■ **What is being asked**:
Transcribe the material below exactly as it appears.

■ **Dataset extract**:
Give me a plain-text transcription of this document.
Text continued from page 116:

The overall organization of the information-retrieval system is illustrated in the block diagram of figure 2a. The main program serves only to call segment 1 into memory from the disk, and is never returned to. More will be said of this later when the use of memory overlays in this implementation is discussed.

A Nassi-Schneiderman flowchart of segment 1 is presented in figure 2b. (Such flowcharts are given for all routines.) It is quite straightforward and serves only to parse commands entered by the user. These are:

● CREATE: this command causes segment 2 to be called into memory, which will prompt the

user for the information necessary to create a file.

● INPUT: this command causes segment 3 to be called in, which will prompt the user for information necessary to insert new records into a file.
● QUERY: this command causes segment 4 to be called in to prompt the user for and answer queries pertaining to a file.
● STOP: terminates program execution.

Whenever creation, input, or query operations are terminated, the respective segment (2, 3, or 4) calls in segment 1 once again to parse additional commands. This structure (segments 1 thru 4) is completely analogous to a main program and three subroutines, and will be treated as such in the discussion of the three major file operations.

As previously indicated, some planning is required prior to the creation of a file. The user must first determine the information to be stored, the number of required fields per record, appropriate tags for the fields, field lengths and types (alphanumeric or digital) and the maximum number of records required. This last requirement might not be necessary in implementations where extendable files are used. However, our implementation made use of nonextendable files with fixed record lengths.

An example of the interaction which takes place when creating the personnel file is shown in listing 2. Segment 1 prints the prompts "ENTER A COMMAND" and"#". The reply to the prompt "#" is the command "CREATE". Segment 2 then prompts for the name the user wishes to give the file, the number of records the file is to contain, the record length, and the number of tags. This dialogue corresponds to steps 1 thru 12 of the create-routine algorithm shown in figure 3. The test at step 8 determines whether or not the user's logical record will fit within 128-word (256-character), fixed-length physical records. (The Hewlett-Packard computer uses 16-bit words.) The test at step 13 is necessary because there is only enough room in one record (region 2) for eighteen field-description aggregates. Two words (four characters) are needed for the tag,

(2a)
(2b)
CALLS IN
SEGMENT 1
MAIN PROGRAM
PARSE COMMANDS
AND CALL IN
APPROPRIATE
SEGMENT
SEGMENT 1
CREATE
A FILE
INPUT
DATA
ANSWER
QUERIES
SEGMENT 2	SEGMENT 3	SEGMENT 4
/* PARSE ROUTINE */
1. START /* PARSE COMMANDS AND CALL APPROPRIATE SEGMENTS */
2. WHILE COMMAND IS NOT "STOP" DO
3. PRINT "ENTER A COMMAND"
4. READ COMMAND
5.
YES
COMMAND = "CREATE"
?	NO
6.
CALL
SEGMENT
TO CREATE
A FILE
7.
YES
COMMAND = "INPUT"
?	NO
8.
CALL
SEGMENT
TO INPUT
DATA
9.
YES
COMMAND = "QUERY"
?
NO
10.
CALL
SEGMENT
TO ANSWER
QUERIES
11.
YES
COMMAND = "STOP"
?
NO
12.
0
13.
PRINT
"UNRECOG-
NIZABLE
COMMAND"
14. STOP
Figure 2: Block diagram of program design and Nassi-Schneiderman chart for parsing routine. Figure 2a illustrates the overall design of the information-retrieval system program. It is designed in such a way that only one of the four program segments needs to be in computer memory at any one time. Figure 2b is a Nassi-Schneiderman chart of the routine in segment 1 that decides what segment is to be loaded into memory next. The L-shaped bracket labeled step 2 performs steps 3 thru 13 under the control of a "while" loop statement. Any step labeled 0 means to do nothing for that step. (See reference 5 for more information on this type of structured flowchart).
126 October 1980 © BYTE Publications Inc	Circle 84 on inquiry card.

■ **Finished answer**:
Give me a plain-text transcription of this document.
Text continued from page 116:

The overall organization of the information-retrieval system is illustrated in the block diagram of figure 2a. The main program serves only to call segment 1 into memory from the disk, and is never returned to. More will be said of this later when the use of memory overlays in this implementation is discussed.

A Nassi-Schneiderman flowchart of segment 1 is presented in figure 2b. (Such flowcharts are given for all routines.) It is quite straightforward and serves only to parse commands entered by the user. These are:

● CREATE: this command causes segment 2 to be called into memory, which will prompt the

user for the information necessary to create a file.

● INPUT: this command causes segment 3 to be called in, which will prompt the user for information necessary to insert new records into a file.
● QUERY: this command causes segment 4 to be called in to prompt the user for and answer queries pertaining to a file.
● STOP: terminates program execution.

Whenever creation, input, or query operations are terminated, the respective segment (2, 3, or 4) calls in segment 1 once again to parse additional commands. This structure (segments 1 thru 4) is completely analogous to a main program and three subroutines, and will be treated as such in the discussion of the three major file operations.

As previously indicated, some planning is required prior to the creation of a file. The user must first determine the information to be stored, the number of required fields per record, appropriate tags for the fields, field lengths and types (alphanumeric or digital) and the maximum number of records required. This last requirement might not be necessary in implementations where extendable files are used. However, our implementation made use of nonextendable files with fixed record lengths.

An example of the interaction which takes place when creating the personnel file is shown in listing 2. Segment 1 prints the prompts "ENTER A COMMAND" and"#". The reply to the prompt "#" is the command "CREATE". Segment 2 then prompts for the name the user wishes to give the file, the number of records the file is to contain, the record length, and the number of tags. This dialogue corresponds to steps 1 thru 12 of the create-routine algorithm shown in figure 3. The test at step 8 determines whether or not the user's logical record will fit within 128-word (256-character), fixed-length physical records. (The Hewlett-Packard computer uses 16-bit words.) The test at step 13 is necessary because there is only enough room in one record (region 2) for eighteen field-description aggregates. Two words (four characters) are needed for the tag,

(2a)
(2b)
CALLS IN
SEGMENT 1
MAIN PROGRAM
PARSE COMMANDS
AND CALL IN
APPROPRIATE
SEGMENT
SEGMENT 1
CREATE
A FILE
INPUT
DATA
ANSWER
QUERIES
SEGMENT 2	SEGMENT 3	SEGMENT 4
/* PARSE ROUTINE */
1. START /* PARSE COMMANDS AND CALL APPROPRIATE SEGMENTS */
2. WHILE COMMAND IS NOT "STOP" DO
3. PRINT "ENTER A COMMAND"
4. READ COMMAND
5.
YES
COMMAND = "CREATE"
?	NO
6.
CALL
SEGMENT
TO CREATE
A FILE
7.
YES
COMMAND = "INPUT"
?	NO
8.
CALL
SEGMENT
TO INPUT
DATA
9.
YES
COMMAND = "QUERY"
?
NO
10.
CALL
SEGMENT
TO ANSWER
QUERIES
11.
YES
COMMAND = "STOP"
?
NO
12.
0
13.
PRINT
"UNRECOG-
NIZABLE
COMMAND"
14. STOP
Figure 2: Block diagram of program design and Nassi-Schneiderman chart for parsing routine. Figure 2a illustrates the overall design of the information-retrieval system program. It is designed in such a way that only one of the four program segments needs to be in computer memory at any one time. Figure 2b is a Nassi-Schneiderman chart of the routine in segment 1 that decides what segment is to be loaded into memory next. The L-shaped bracket labeled step 2 performs steps 3 thru 13 under the control of a "while" loop statement. Any step labeled 0 means to do nothing for that step. (See reference 5 for more information on this type of structured flowchart).
126 October 1980 © BYTE Publications Inc	Circle 84 on inquiry card.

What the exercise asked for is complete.